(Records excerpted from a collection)

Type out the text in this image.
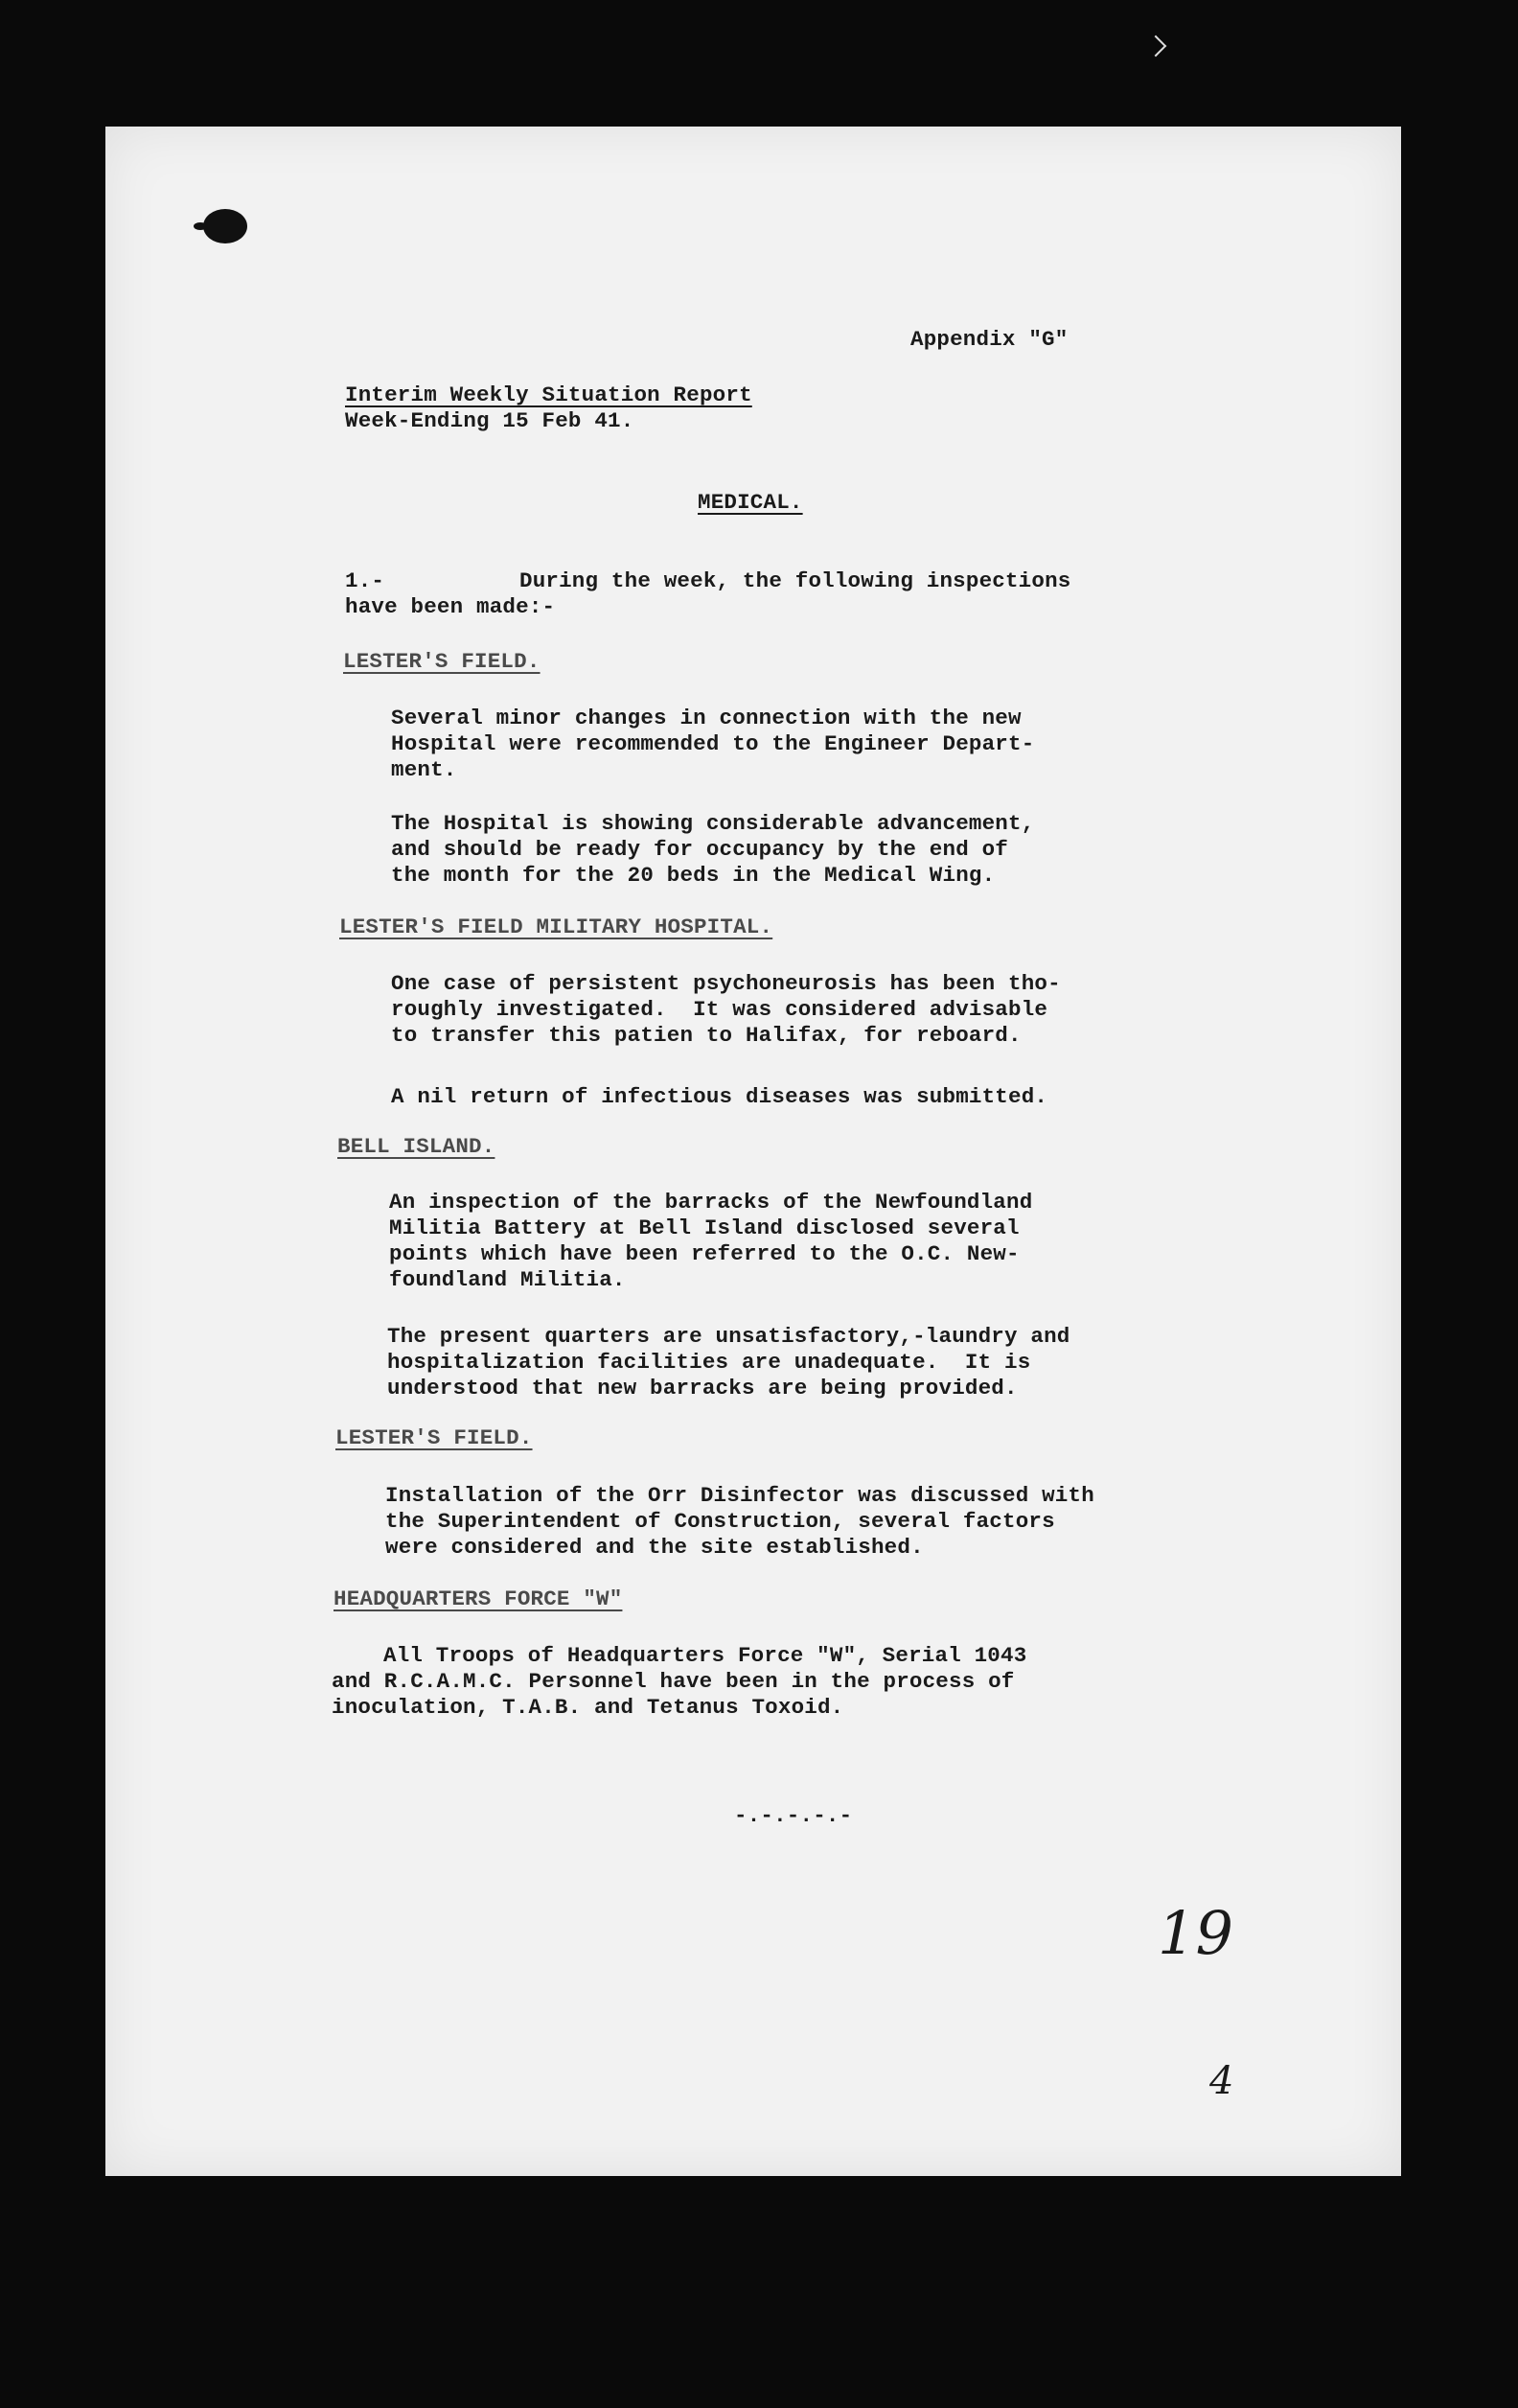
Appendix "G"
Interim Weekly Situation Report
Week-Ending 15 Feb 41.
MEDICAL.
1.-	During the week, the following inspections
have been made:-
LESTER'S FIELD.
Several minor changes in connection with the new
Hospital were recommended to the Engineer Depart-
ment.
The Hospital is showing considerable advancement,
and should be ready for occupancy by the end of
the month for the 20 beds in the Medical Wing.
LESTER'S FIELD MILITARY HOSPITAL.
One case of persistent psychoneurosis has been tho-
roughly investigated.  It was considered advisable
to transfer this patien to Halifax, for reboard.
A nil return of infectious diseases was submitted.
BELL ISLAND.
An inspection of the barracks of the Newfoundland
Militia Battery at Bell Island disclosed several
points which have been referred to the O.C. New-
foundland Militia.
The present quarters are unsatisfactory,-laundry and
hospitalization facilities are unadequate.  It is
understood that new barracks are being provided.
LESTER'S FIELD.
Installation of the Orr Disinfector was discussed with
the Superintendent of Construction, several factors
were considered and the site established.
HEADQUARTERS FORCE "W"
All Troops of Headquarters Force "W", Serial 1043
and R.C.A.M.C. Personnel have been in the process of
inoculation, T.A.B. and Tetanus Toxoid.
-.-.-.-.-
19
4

What you need to do -
Print out every entry above without changing a word, and leave out the pictures.

Exercise result -
Type out the text in this image.
Appendix "G"
Interim Weekly Situation Report
Week-Ending 15 Feb 41.
MEDICAL.
1.-	During the week, the following inspections
have been made:-
LESTER'S FIELD.
Several minor changes in connection with the new
Hospital were recommended to the Engineer Depart-
ment.
The Hospital is showing considerable advancement,
and should be ready for occupancy by the end of
the month for the 20 beds in the Medical Wing.
LESTER'S FIELD MILITARY HOSPITAL.
One case of persistent psychoneurosis has been tho-
roughly investigated.  It was considered advisable
to transfer this patien to Halifax, for reboard.
A nil return of infectious diseases was submitted.
BELL ISLAND.
An inspection of the barracks of the Newfoundland
Militia Battery at Bell Island disclosed several
points which have been referred to the O.C. New-
foundland Militia.
The present quarters are unsatisfactory,-laundry and
hospitalization facilities are unadequate.  It is
understood that new barracks are being provided.
LESTER'S FIELD.
Installation of the Orr Disinfector was discussed with
the Superintendent of Construction, several factors
were considered and the site established.
HEADQUARTERS FORCE "W"
All Troops of Headquarters Force "W", Serial 1043
and R.C.A.M.C. Personnel have been in the process of
inoculation, T.A.B. and Tetanus Toxoid.
-.-.-.-.-
19
4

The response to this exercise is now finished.